> INSTRUCTION: Copy the entries below exactly. Images do not belong in the copy.

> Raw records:
::::
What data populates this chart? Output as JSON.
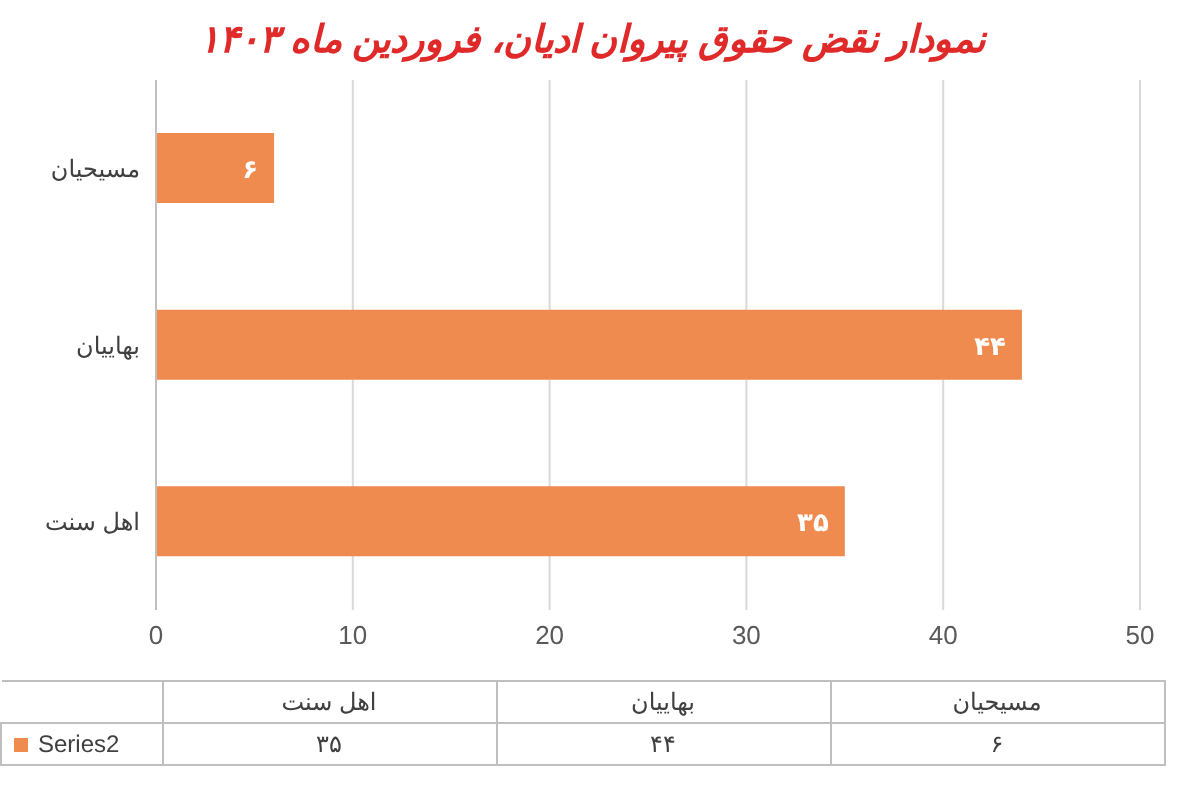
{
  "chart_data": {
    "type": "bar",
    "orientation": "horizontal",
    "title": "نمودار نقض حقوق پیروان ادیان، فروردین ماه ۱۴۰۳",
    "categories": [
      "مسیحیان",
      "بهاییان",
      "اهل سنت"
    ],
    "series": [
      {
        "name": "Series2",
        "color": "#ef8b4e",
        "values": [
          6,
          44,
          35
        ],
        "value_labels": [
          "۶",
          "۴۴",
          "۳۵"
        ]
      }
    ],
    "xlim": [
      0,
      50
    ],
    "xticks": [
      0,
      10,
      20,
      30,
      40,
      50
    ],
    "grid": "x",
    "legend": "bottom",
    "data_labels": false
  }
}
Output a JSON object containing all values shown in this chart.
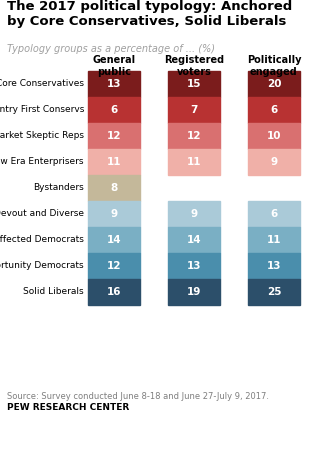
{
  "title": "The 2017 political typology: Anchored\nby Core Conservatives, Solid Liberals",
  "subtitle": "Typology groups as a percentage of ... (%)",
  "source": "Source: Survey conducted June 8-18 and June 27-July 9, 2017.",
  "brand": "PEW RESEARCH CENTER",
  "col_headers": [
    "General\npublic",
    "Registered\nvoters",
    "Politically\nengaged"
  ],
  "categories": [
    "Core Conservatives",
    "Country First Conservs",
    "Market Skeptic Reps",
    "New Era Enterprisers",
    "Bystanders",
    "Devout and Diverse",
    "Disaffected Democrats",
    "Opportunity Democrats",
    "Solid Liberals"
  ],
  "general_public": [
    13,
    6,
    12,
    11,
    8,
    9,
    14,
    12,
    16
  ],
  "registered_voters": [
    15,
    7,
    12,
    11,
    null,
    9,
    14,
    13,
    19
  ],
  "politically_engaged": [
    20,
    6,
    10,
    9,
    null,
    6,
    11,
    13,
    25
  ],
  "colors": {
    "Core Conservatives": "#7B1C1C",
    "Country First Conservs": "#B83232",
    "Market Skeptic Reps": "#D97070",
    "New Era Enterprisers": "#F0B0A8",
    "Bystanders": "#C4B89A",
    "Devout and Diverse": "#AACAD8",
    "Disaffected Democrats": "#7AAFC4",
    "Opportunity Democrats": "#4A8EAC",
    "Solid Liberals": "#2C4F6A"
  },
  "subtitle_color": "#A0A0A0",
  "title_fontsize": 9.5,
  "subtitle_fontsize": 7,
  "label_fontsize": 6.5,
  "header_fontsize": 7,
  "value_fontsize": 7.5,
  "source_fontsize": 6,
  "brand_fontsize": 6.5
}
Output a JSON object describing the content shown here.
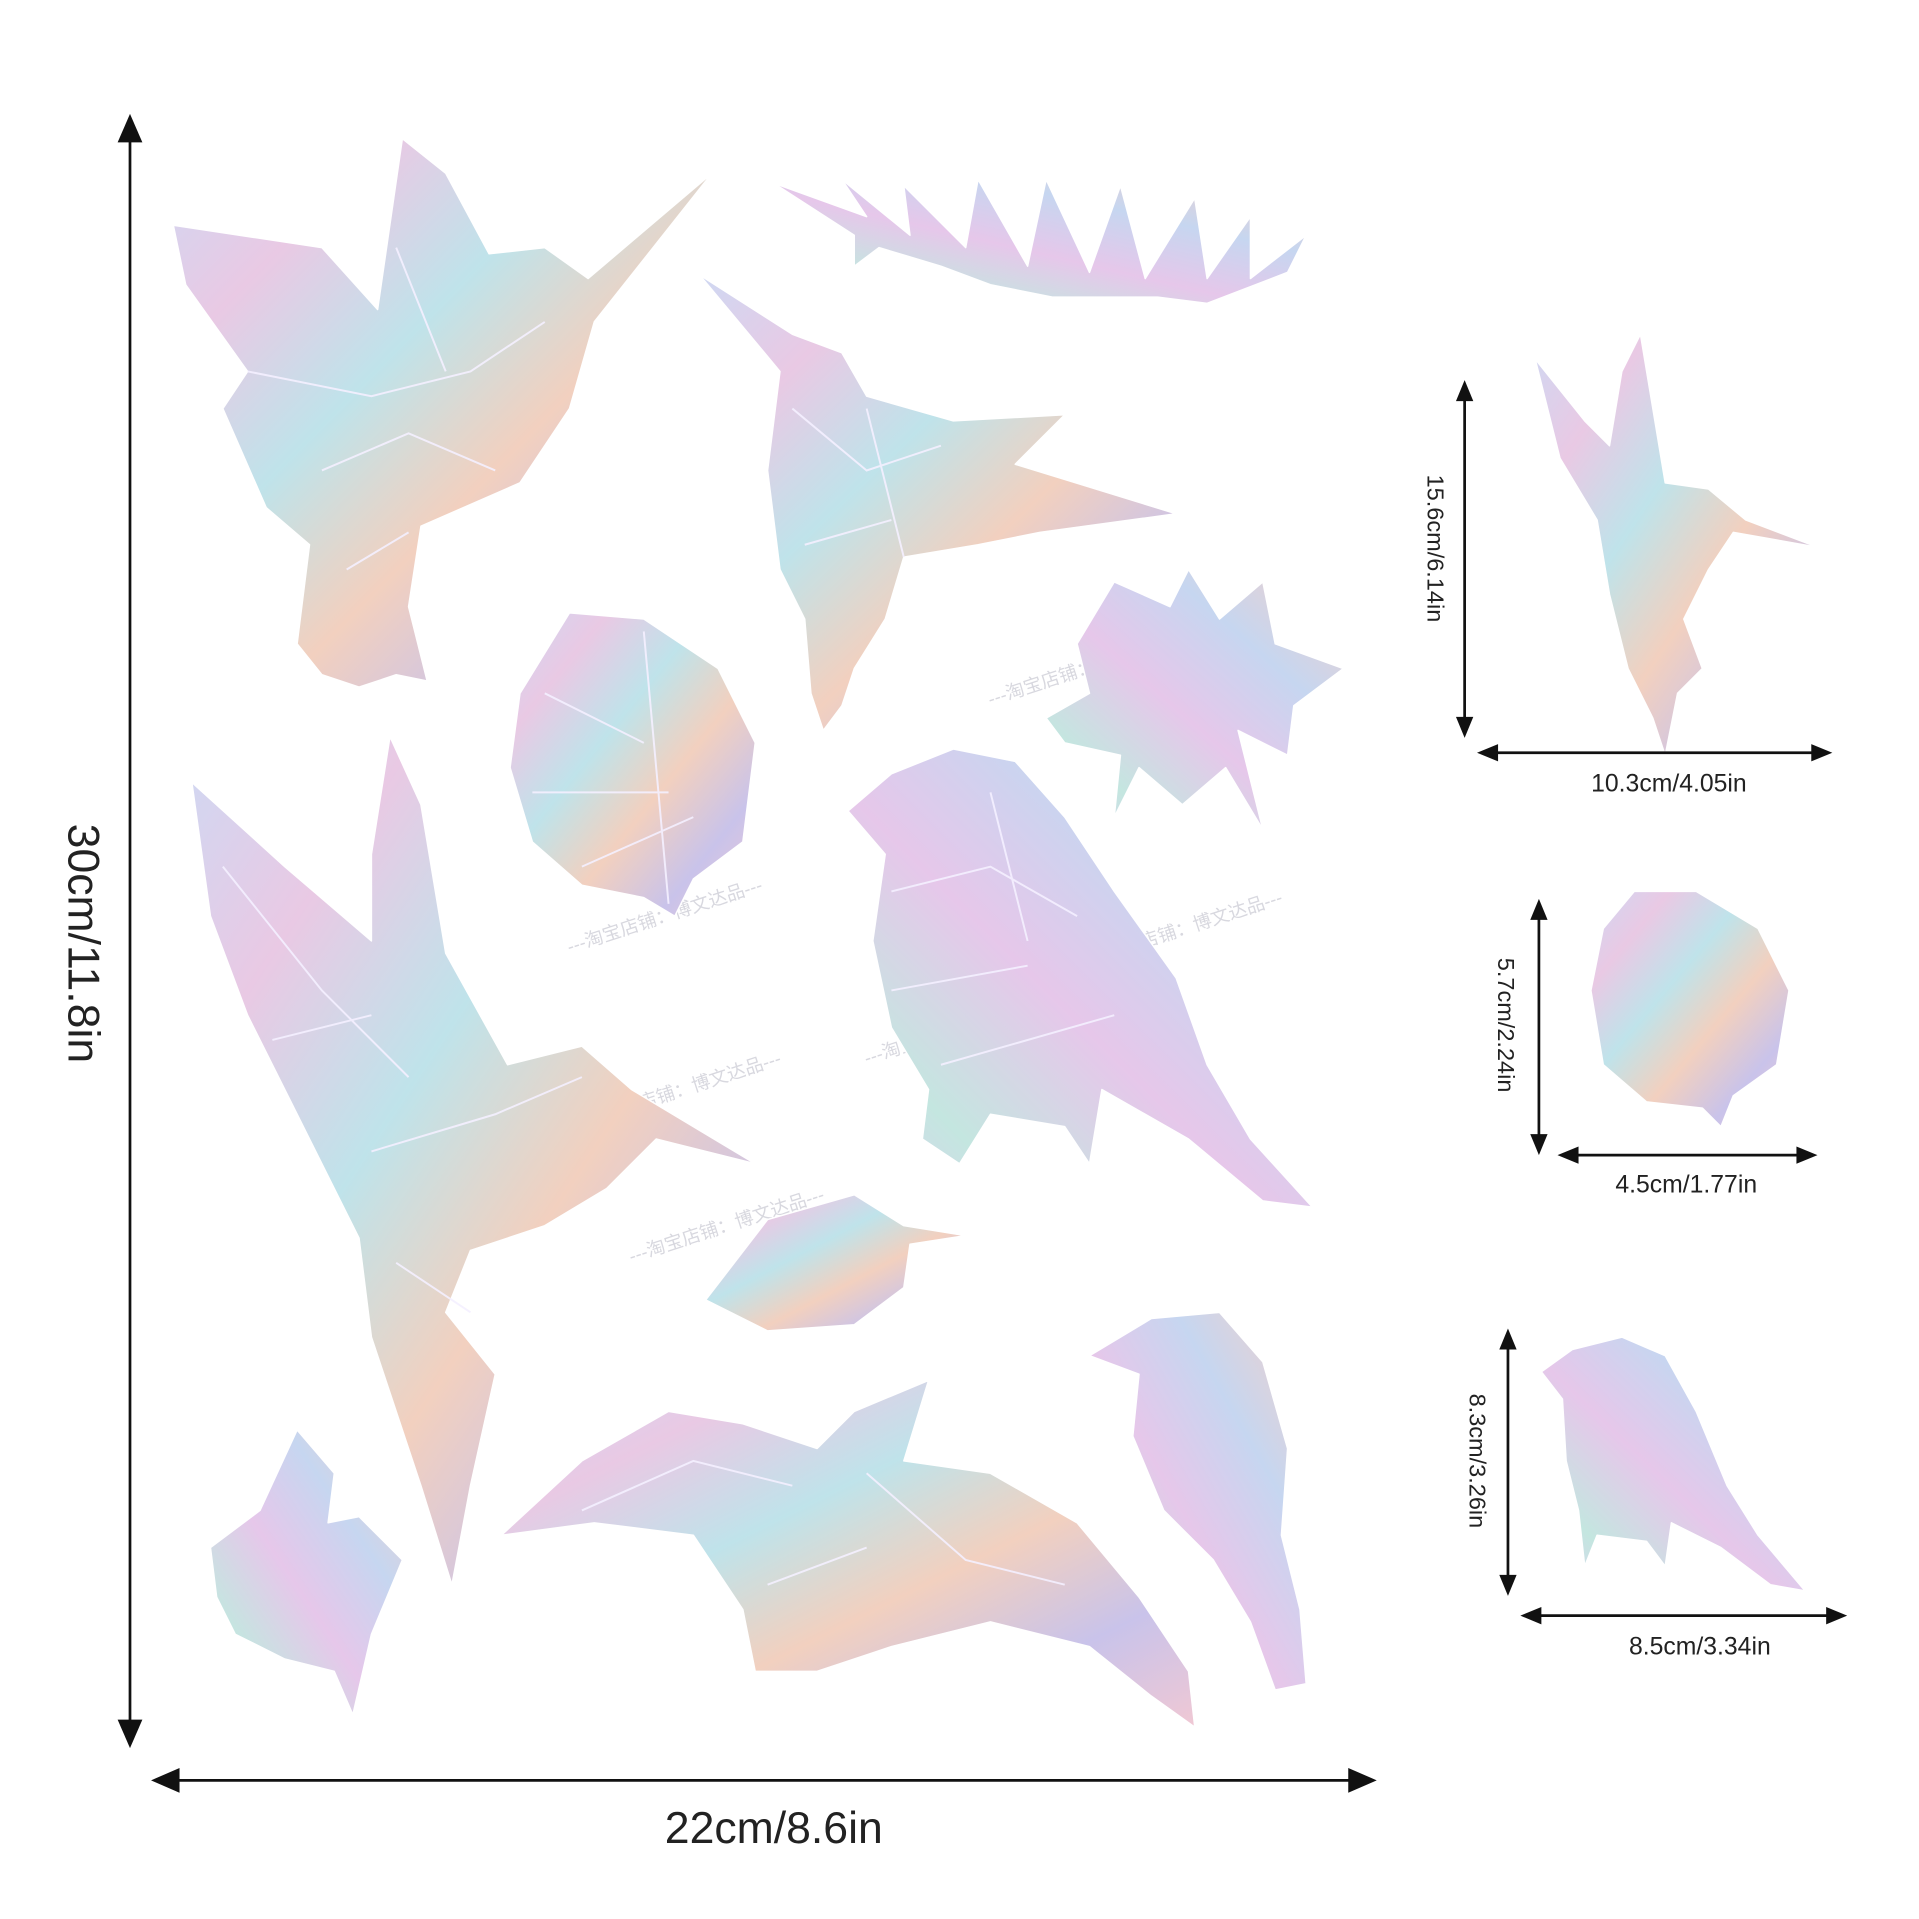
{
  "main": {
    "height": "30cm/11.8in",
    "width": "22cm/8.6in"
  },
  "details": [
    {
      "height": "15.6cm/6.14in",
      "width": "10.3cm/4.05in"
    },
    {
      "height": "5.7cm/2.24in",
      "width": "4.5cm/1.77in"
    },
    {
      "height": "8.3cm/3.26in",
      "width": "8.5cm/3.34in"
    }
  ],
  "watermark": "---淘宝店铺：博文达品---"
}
::::
> RESPONSE TO THE TASK:
What data populates this chart? Output as JSON.
{
  "chart_data": {
    "type": "bar",
    "orientation": "horizontal",
    "title": "نمودار نقض حقوق پیروان ادیان، فروردین ماه ۱۴۰۳",
    "categories": [
      "مسیحیان",
      "بهاییان",
      "اهل سنت"
    ],
    "series": [
      {
        "name": "Series2",
        "color": "#ef8b4e",
        "values": [
          6,
          44,
          35
        ],
        "value_labels": [
          "۶",
          "۴۴",
          "۳۵"
        ]
      }
    ],
    "xlim": [
      0,
      50
    ],
    "xticks": [
      0,
      10,
      20,
      30,
      40,
      50
    ],
    "grid": "x",
    "legend": "bottom",
    "data_labels": false
  }
}
Output a JSON object containing all values shown in this chart.
{
  "title": "The 2017 political typology: Anchored\nby Core Conservatives, Solid Liberals",
  "subtitle": "Typology groups as a percentage of ... (%)",
  "source": "Source: Survey conducted June 8-18 and June 27-July 9, 2017.",
  "brand": "PEW RESEARCH CENTER",
  "col_headers": [
    "General\npublic",
    "Registered\nvoters",
    "Politically\nengaged"
  ],
  "categories": [
    "Core Conservatives",
    "Country First Conservs",
    "Market Skeptic Reps",
    "New Era Enterprisers",
    "Bystanders",
    "Devout and Diverse",
    "Disaffected Democrats",
    "Opportunity Democrats",
    "Solid Liberals"
  ],
  "general_public": [
    13,
    6,
    12,
    11,
    8,
    9,
    14,
    12,
    16
  ],
  "registered_voters": [
    15,
    7,
    12,
    11,
    null,
    9,
    14,
    13,
    19
  ],
  "politically_engaged": [
    20,
    6,
    10,
    9,
    null,
    6,
    11,
    13,
    25
  ],
  "colors": {
    "Core Conservatives": "#7B1C1C",
    "Country First Conservs": "#B83232",
    "Market Skeptic Reps": "#D97070",
    "New Era Enterprisers": "#F0B0A8",
    "Bystanders": "#C4B89A",
    "Devout and Diverse": "#AACAD8",
    "Disaffected Democrats": "#7AAFC4",
    "Opportunity Democrats": "#4A8EAC",
    "Solid Liberals": "#2C4F6A"
  },
  "subtitle_color": "#A0A0A0",
  "title_fontsize": 9.5,
  "subtitle_fontsize": 7,
  "label_fontsize": 6.5,
  "header_fontsize": 7,
  "value_fontsize": 7.5,
  "source_fontsize": 6,
  "brand_fontsize": 6.5
}
Output a JSON object describing the content shown here.
{
  "main": {
    "height": "30cm/11.8in",
    "width": "22cm/8.6in"
  },
  "details": [
    {
      "height": "15.6cm/6.14in",
      "width": "10.3cm/4.05in"
    },
    {
      "height": "5.7cm/2.24in",
      "width": "4.5cm/1.77in"
    },
    {
      "height": "8.3cm/3.26in",
      "width": "8.5cm/3.34in"
    }
  ],
  "watermark": "---淘宝店铺：博文达品---"
}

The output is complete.